● **Short exercise**: Copy every line that contains the string "name" from the entries below.

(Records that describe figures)
--- START ---
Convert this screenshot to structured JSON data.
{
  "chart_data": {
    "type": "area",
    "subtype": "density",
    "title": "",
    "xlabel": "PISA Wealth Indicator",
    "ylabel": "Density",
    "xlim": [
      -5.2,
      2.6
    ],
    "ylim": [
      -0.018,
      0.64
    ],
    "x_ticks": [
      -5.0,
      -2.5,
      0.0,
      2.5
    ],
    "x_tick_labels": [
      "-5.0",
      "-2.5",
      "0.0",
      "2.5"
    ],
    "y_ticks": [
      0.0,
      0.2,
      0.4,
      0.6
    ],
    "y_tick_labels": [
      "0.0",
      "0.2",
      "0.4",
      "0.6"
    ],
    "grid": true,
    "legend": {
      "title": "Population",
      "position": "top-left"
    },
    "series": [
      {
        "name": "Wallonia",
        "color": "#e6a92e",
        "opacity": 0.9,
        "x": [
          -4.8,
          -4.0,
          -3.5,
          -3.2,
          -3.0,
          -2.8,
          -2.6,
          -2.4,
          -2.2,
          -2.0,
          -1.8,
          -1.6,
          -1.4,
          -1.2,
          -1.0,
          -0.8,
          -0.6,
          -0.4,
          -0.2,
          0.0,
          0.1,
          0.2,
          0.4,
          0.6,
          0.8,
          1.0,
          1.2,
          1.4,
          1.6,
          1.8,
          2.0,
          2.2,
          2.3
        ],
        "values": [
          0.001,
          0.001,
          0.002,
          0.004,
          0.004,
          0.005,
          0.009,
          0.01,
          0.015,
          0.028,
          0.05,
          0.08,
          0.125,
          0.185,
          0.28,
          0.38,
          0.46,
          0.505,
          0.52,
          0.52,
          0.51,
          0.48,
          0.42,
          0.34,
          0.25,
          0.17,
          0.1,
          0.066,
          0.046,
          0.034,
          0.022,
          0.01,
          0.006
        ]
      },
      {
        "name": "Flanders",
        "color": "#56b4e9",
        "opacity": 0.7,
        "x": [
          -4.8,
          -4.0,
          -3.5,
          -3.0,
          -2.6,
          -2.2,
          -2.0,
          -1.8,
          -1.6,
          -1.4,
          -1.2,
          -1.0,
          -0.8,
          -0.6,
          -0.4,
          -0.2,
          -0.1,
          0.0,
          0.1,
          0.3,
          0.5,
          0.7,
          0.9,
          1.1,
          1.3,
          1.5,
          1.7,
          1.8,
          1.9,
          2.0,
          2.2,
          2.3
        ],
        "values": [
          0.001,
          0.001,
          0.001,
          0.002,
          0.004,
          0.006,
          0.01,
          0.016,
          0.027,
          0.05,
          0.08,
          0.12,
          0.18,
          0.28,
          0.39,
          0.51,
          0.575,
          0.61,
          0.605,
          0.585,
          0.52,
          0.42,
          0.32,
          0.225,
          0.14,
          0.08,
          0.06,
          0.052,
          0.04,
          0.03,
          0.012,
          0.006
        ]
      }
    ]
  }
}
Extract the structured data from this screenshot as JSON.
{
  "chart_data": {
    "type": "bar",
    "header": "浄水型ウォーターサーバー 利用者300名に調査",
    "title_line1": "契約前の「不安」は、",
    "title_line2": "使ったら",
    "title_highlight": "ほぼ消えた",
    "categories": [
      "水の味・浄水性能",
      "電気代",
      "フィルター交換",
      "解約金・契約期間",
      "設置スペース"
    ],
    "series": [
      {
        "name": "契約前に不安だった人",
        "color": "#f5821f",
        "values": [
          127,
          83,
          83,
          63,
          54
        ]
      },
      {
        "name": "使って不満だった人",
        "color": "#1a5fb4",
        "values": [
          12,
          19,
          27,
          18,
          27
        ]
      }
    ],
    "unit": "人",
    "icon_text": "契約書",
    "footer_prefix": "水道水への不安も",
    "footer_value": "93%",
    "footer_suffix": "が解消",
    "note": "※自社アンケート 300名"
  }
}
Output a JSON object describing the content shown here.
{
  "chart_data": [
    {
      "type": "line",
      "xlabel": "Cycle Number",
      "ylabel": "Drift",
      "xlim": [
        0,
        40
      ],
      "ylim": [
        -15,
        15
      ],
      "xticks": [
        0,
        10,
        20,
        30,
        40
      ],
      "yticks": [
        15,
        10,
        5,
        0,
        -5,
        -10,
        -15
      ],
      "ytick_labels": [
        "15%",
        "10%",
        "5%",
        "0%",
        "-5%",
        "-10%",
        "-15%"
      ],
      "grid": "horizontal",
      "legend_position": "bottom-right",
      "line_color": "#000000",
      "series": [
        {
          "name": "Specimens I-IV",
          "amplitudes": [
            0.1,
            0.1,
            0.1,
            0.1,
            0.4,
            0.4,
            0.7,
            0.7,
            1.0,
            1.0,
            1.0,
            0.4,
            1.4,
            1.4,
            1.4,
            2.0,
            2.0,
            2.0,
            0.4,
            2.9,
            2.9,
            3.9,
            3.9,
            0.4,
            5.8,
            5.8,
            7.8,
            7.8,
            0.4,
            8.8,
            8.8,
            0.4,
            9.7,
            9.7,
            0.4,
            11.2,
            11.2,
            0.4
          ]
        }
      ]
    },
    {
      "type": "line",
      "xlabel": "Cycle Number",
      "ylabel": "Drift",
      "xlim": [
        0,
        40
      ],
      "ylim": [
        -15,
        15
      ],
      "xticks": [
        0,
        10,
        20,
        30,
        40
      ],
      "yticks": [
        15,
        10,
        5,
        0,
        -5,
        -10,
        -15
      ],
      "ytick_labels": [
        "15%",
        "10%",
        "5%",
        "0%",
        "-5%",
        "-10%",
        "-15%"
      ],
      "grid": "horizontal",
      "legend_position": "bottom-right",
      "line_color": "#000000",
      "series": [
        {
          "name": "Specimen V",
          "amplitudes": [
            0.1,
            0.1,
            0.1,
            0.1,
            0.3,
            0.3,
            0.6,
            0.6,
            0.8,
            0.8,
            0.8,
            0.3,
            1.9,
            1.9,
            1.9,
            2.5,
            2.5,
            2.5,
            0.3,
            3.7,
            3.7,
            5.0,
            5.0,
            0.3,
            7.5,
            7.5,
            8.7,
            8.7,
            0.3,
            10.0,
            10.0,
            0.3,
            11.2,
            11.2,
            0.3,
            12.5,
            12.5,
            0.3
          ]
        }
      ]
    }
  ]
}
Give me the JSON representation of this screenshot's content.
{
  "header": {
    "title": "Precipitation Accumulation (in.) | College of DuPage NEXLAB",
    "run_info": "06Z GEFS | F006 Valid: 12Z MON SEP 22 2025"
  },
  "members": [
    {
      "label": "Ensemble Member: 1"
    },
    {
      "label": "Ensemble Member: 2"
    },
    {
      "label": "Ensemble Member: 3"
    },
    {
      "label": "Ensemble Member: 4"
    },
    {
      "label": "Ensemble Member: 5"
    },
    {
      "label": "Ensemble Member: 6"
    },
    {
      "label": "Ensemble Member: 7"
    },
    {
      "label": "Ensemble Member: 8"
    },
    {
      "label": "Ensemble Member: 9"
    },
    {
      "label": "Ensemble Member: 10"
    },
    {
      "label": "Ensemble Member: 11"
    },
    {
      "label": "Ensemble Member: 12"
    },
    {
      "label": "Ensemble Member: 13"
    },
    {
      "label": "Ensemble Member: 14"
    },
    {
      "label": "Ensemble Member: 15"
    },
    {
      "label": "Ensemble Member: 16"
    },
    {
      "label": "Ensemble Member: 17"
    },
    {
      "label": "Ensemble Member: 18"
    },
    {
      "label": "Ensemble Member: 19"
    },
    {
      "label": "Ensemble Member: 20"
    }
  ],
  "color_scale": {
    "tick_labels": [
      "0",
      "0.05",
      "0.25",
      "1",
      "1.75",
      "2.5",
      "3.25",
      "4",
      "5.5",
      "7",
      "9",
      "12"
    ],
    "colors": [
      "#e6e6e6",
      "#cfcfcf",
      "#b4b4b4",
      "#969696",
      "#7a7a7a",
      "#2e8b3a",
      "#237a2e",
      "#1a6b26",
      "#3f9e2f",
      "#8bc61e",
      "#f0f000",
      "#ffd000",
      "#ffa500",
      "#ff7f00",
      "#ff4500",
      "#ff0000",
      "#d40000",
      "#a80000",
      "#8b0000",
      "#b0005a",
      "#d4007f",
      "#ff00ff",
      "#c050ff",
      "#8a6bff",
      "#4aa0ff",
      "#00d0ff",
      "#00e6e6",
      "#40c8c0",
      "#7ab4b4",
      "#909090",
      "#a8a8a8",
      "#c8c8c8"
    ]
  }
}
--- END ---
● **Result of the task**:
        "name": "Wallonia",
        "name": "Flanders",
        "name": "契約前に不安だった人",
        "name": "使って不満だった人",
          "name": "Specimens I-IV",
          "name": "Specimen V",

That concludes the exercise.